Do this ▸
Read the data and repeat all of it exactly.

Material supplied ▸
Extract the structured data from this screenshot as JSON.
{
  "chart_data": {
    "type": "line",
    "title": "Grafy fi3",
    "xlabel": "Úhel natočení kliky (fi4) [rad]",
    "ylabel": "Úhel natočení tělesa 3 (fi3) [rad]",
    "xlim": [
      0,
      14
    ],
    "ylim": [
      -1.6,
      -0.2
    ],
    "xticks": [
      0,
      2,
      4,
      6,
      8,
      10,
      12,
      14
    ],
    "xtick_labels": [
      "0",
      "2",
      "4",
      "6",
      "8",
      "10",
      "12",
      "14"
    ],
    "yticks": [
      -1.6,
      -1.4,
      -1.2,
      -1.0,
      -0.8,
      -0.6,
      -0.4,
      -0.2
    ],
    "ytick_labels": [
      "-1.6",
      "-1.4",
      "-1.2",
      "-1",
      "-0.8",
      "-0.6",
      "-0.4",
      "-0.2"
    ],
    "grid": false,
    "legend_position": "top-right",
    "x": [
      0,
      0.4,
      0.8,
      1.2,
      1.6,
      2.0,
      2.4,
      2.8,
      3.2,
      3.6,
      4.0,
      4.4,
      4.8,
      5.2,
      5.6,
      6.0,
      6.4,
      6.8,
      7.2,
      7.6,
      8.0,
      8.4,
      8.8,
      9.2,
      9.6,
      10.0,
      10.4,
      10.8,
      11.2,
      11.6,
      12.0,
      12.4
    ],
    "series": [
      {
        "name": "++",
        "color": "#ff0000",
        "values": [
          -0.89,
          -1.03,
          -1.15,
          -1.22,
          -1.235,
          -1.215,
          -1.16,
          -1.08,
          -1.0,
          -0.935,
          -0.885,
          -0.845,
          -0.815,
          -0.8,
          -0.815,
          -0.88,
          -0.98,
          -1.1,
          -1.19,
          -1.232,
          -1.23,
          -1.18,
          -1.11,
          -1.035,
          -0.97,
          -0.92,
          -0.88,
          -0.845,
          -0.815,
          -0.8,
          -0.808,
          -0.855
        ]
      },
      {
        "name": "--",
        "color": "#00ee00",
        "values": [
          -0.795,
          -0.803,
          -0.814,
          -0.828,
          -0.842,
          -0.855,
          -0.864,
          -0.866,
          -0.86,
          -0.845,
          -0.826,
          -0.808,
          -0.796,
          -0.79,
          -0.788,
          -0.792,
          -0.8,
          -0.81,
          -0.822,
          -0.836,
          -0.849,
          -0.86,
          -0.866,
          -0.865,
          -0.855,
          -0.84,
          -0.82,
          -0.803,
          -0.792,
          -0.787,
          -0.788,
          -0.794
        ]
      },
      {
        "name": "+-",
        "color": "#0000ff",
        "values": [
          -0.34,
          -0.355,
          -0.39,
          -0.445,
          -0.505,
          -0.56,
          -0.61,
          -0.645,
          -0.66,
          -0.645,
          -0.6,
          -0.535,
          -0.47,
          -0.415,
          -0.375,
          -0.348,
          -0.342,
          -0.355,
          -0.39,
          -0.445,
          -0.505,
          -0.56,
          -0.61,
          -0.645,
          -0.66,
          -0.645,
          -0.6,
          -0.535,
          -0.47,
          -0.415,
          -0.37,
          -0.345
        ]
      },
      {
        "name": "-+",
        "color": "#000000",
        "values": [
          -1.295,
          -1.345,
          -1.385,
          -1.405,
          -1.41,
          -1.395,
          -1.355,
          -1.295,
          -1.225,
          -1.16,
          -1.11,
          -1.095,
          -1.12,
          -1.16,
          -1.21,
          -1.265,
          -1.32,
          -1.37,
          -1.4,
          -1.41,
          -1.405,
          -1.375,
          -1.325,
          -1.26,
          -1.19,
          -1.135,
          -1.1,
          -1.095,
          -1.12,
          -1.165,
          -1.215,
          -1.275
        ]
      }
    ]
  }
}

Task answer ▸
Extract the structured data from this screenshot as JSON.
{
  "chart_data": {
    "type": "line",
    "title": "Grafy fi3",
    "xlabel": "Úhel natočení kliky (fi4) [rad]",
    "ylabel": "Úhel natočení tělesa 3 (fi3) [rad]",
    "xlim": [
      0,
      14
    ],
    "ylim": [
      -1.6,
      -0.2
    ],
    "xticks": [
      0,
      2,
      4,
      6,
      8,
      10,
      12,
      14
    ],
    "xtick_labels": [
      "0",
      "2",
      "4",
      "6",
      "8",
      "10",
      "12",
      "14"
    ],
    "yticks": [
      -1.6,
      -1.4,
      -1.2,
      -1.0,
      -0.8,
      -0.6,
      -0.4,
      -0.2
    ],
    "ytick_labels": [
      "-1.6",
      "-1.4",
      "-1.2",
      "-1",
      "-0.8",
      "-0.6",
      "-0.4",
      "-0.2"
    ],
    "grid": false,
    "legend_position": "top-right",
    "x": [
      0,
      0.4,
      0.8,
      1.2,
      1.6,
      2.0,
      2.4,
      2.8,
      3.2,
      3.6,
      4.0,
      4.4,
      4.8,
      5.2,
      5.6,
      6.0,
      6.4,
      6.8,
      7.2,
      7.6,
      8.0,
      8.4,
      8.8,
      9.2,
      9.6,
      10.0,
      10.4,
      10.8,
      11.2,
      11.6,
      12.0,
      12.4
    ],
    "series": [
      {
        "name": "++",
        "color": "#ff0000",
        "values": [
          -0.89,
          -1.03,
          -1.15,
          -1.22,
          -1.235,
          -1.215,
          -1.16,
          -1.08,
          -1.0,
          -0.935,
          -0.885,
          -0.845,
          -0.815,
          -0.8,
          -0.815,
          -0.88,
          -0.98,
          -1.1,
          -1.19,
          -1.232,
          -1.23,
          -1.18,
          -1.11,
          -1.035,
          -0.97,
          -0.92,
          -0.88,
          -0.845,
          -0.815,
          -0.8,
          -0.808,
          -0.855
        ]
      },
      {
        "name": "--",
        "color": "#00ee00",
        "values": [
          -0.795,
          -0.803,
          -0.814,
          -0.828,
          -0.842,
          -0.855,
          -0.864,
          -0.866,
          -0.86,
          -0.845,
          -0.826,
          -0.808,
          -0.796,
          -0.79,
          -0.788,
          -0.792,
          -0.8,
          -0.81,
          -0.822,
          -0.836,
          -0.849,
          -0.86,
          -0.866,
          -0.865,
          -0.855,
          -0.84,
          -0.82,
          -0.803,
          -0.792,
          -0.787,
          -0.788,
          -0.794
        ]
      },
      {
        "name": "+-",
        "color": "#0000ff",
        "values": [
          -0.34,
          -0.355,
          -0.39,
          -0.445,
          -0.505,
          -0.56,
          -0.61,
          -0.645,
          -0.66,
          -0.645,
          -0.6,
          -0.535,
          -0.47,
          -0.415,
          -0.375,
          -0.348,
          -0.342,
          -0.355,
          -0.39,
          -0.445,
          -0.505,
          -0.56,
          -0.61,
          -0.645,
          -0.66,
          -0.645,
          -0.6,
          -0.535,
          -0.47,
          -0.415,
          -0.37,
          -0.345
        ]
      },
      {
        "name": "-+",
        "color": "#000000",
        "values": [
          -1.295,
          -1.345,
          -1.385,
          -1.405,
          -1.41,
          -1.395,
          -1.355,
          -1.295,
          -1.225,
          -1.16,
          -1.11,
          -1.095,
          -1.12,
          -1.16,
          -1.21,
          -1.265,
          -1.32,
          -1.37,
          -1.4,
          -1.41,
          -1.405,
          -1.375,
          -1.325,
          -1.26,
          -1.19,
          -1.135,
          -1.1,
          -1.095,
          -1.12,
          -1.165,
          -1.215,
          -1.275
        ]
      }
    ]
  }
}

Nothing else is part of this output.